TASK GOAL → Transcribe the records below exactly, leaving out any pictures.

RECORDS SUPPLIED →
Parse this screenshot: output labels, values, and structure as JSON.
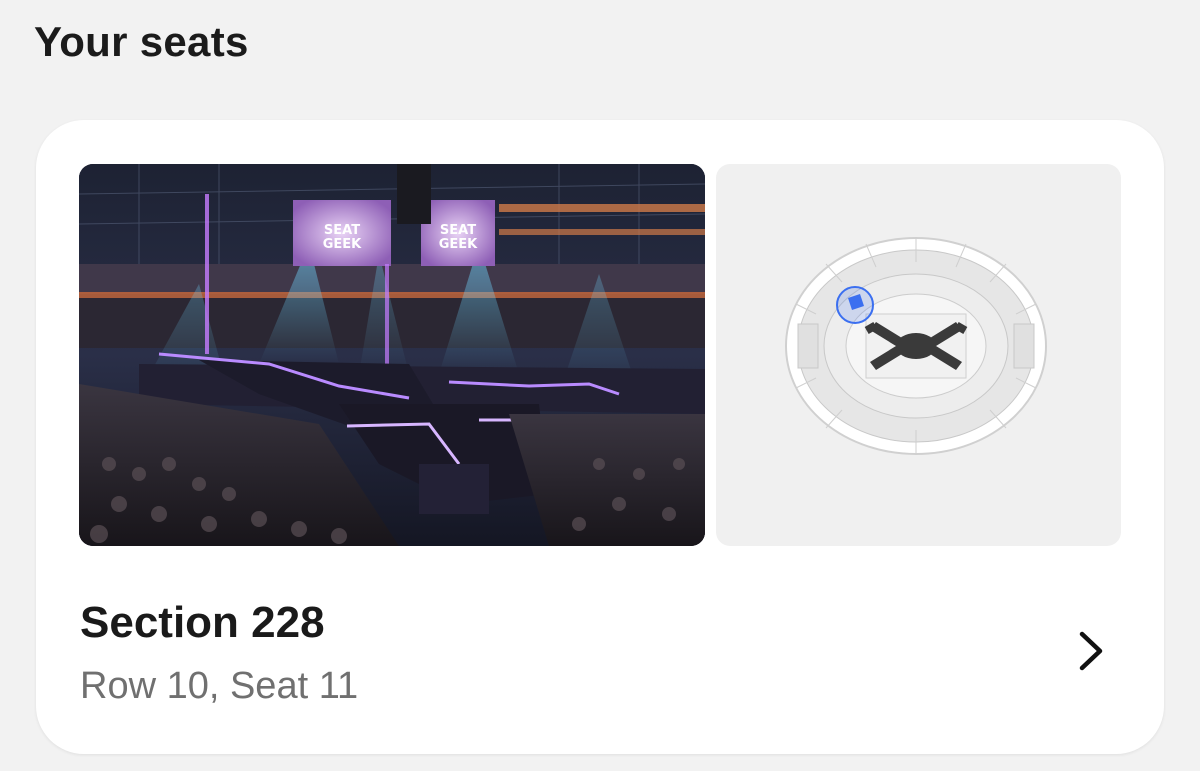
{
  "page": {
    "heading": "Your seats"
  },
  "seat_card": {
    "view_image": {
      "screen_text_1": "SEAT GEEK",
      "screen_text_2": "SEAT GEEK",
      "alt": "view-from-seat-photo"
    },
    "map_icon": "stadium-seat-map-icon",
    "section": "Section 228",
    "seat_detail": "Row 10, Seat 11",
    "chevron_icon": "chevron-right-icon"
  },
  "colors": {
    "background": "#f2f2f2",
    "card": "#ffffff",
    "title_text": "#1a1a1a",
    "secondary_text": "#707070",
    "highlight_section": "#3b6ff0"
  }
}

EXERCISE RESULT →
Parse this screenshot: output labels, values, and structure as JSON.
{
  "page": {
    "heading": "Your seats"
  },
  "seat_card": {
    "view_image": {
      "screen_text_1": "SEAT GEEK",
      "screen_text_2": "SEAT GEEK",
      "alt": "view-from-seat-photo"
    },
    "map_icon": "stadium-seat-map-icon",
    "section": "Section 228",
    "seat_detail": "Row 10, Seat 11",
    "chevron_icon": "chevron-right-icon"
  },
  "colors": {
    "background": "#f2f2f2",
    "card": "#ffffff",
    "title_text": "#1a1a1a",
    "secondary_text": "#707070",
    "highlight_section": "#3b6ff0"
  }
}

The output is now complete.